**Task instructions:** Leave out the pictures; transcribe all else exactly.

**Supplied information:**
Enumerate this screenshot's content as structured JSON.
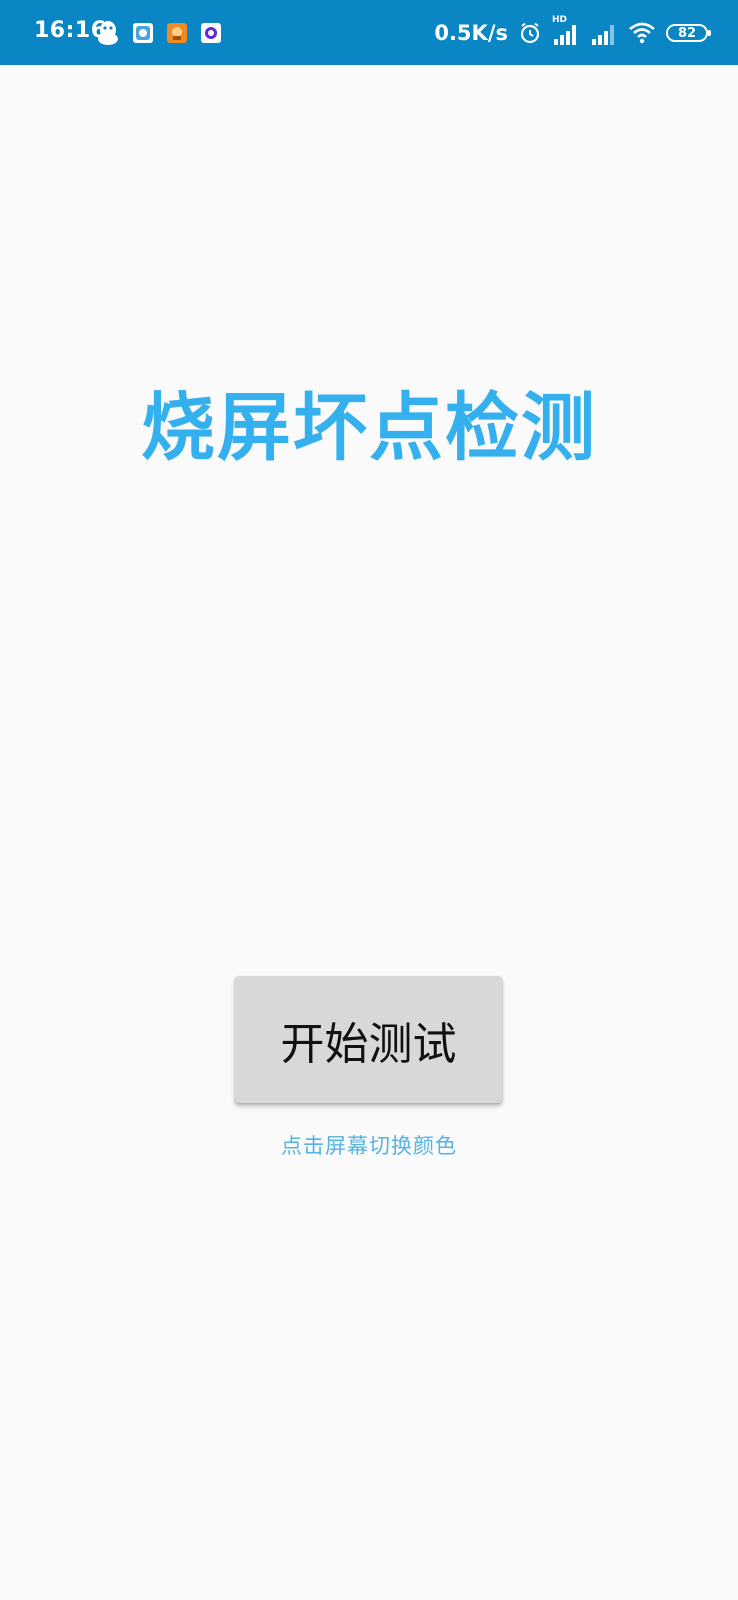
{
  "status_bar": {
    "time": "16:16",
    "network_speed": "0.5K/s",
    "network_type": "HD",
    "battery_level": "82",
    "background_color": "#0a86c4",
    "left_icons": [
      "qq-icon",
      "app-icon-blue",
      "app-icon-orange",
      "app-icon-purple"
    ],
    "right_icons": [
      "alarm-icon",
      "signal-hd-icon",
      "signal-icon",
      "wifi-icon",
      "battery-icon"
    ]
  },
  "main": {
    "title": "烧屏坏点检测",
    "title_color": "#35b0ee",
    "start_button_label": "开始测试",
    "hint": "点击屏幕切换颜色",
    "hint_color": "#54b4e2"
  }
}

**Solution for this task:**
Enumerate this screenshot's content as structured JSON.
{
  "status_bar": {
    "time": "16:16",
    "network_speed": "0.5K/s",
    "network_type": "HD",
    "battery_level": "82",
    "background_color": "#0a86c4",
    "left_icons": [
      "qq-icon",
      "app-icon-blue",
      "app-icon-orange",
      "app-icon-purple"
    ],
    "right_icons": [
      "alarm-icon",
      "signal-hd-icon",
      "signal-icon",
      "wifi-icon",
      "battery-icon"
    ]
  },
  "main": {
    "title": "烧屏坏点检测",
    "title_color": "#35b0ee",
    "start_button_label": "开始测试",
    "hint": "点击屏幕切换颜色",
    "hint_color": "#54b4e2"
  }
}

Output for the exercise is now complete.